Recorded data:
--- START ---
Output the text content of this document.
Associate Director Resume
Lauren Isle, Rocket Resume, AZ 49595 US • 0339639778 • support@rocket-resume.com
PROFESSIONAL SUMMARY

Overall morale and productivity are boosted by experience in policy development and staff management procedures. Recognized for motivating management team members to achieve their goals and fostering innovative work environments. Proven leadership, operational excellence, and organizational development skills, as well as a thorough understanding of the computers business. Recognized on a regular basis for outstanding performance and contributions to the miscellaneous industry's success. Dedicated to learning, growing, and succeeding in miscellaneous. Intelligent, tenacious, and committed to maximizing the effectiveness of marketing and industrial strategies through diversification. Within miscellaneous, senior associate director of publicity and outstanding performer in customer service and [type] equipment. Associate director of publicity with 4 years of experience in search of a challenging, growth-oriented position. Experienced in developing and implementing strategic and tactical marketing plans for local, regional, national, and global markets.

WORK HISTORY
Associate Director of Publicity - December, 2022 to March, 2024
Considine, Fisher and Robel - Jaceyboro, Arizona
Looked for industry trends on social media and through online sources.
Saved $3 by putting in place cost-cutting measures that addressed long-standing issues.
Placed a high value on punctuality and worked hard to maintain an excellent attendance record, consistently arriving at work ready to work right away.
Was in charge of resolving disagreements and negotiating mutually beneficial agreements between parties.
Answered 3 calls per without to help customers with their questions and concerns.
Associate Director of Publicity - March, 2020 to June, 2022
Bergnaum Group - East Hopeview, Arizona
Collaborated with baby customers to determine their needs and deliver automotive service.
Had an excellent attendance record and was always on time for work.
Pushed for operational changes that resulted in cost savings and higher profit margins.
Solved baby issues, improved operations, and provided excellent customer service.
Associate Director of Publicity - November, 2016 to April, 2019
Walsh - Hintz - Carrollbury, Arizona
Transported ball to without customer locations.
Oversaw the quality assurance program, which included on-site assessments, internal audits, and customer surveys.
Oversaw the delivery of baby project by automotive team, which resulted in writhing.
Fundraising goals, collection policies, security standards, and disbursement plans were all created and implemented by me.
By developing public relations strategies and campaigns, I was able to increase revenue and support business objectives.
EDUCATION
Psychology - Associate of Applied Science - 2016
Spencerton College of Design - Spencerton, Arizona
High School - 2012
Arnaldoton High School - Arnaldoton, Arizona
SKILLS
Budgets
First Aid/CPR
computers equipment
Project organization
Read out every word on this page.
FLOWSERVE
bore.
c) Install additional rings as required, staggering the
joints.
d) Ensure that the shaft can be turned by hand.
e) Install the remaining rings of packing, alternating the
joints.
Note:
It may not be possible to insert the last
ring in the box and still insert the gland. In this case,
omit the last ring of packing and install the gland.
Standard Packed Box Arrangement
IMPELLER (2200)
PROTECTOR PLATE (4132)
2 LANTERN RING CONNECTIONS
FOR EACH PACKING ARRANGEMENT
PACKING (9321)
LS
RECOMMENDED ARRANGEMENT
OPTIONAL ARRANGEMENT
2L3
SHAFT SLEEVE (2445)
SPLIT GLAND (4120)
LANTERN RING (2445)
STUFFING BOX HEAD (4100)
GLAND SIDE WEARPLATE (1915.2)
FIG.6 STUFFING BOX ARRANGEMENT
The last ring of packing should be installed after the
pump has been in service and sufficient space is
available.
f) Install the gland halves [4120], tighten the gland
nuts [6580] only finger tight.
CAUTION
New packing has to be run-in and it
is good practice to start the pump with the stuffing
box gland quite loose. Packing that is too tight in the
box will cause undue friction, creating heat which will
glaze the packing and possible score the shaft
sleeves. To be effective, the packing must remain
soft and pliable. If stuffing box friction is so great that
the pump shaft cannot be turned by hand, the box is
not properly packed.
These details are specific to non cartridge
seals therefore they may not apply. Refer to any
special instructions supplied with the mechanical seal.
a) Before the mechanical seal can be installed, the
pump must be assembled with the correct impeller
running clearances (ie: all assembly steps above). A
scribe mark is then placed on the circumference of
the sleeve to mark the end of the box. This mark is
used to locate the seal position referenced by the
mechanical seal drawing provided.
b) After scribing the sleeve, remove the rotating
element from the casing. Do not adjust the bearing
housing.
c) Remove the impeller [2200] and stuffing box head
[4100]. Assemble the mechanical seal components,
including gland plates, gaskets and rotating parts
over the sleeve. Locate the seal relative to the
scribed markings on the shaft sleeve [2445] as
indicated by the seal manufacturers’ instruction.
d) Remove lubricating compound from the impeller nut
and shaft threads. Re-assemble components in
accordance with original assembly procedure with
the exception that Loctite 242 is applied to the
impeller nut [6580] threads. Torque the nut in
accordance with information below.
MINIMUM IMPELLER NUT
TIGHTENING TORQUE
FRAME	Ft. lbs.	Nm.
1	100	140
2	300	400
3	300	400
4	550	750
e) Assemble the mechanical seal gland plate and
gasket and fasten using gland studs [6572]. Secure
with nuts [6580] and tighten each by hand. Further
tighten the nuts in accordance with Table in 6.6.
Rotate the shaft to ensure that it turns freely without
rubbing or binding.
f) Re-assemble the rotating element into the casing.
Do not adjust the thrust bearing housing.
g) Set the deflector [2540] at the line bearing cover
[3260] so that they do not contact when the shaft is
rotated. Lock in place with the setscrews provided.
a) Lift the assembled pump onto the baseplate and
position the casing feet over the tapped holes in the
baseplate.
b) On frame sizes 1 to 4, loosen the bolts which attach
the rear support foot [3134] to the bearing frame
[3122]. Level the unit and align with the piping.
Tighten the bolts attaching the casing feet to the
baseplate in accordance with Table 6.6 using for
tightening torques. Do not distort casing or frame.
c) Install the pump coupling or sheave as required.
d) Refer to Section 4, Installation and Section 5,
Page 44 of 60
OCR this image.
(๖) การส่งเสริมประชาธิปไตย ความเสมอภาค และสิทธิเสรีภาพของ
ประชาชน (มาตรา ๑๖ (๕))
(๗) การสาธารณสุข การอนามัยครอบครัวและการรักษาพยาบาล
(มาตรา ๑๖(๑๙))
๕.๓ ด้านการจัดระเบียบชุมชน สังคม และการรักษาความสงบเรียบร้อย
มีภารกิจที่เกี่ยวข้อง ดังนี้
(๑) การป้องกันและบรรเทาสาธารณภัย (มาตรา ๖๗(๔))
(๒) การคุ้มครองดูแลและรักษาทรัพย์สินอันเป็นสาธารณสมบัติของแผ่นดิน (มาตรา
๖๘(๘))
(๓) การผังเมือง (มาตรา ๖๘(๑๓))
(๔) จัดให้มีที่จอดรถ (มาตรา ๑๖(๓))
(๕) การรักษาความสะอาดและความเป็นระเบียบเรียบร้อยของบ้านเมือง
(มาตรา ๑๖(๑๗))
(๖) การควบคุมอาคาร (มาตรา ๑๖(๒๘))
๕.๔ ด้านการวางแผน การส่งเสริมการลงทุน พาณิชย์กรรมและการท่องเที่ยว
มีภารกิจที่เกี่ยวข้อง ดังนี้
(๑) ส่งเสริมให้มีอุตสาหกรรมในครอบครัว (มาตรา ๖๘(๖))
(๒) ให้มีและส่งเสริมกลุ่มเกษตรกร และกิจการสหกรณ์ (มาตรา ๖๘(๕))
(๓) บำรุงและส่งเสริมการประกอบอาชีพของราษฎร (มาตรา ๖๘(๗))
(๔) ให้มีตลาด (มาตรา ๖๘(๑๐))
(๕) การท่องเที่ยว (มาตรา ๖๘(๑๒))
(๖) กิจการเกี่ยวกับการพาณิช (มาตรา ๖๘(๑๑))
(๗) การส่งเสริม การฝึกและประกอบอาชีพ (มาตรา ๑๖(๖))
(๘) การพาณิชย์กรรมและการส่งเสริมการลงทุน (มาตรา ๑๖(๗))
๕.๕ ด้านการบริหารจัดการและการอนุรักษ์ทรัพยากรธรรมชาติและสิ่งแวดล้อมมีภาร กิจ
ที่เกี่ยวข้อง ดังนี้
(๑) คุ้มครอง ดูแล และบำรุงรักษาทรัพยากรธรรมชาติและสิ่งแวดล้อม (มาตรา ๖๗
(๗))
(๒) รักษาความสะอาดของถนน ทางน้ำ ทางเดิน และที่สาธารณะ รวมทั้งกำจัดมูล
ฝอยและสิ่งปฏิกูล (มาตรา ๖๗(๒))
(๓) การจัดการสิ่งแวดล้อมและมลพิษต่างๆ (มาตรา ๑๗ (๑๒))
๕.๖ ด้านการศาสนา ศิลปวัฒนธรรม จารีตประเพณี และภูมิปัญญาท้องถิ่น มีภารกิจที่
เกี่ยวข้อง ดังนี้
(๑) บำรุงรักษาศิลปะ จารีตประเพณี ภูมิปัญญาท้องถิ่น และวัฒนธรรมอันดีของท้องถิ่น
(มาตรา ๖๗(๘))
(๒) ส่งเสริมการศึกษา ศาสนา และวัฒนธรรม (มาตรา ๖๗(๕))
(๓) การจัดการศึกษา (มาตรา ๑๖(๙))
--- END ---
Looking at the data above, show all lines where the word "attendance" occurs.

ANSWER TO THIS TASK:
Placed a high value on punctuality and worked hard to maintain an excellent attendance record, consistently arriving at work ready to work right away.
Had an excellent attendance record and was always on time for work.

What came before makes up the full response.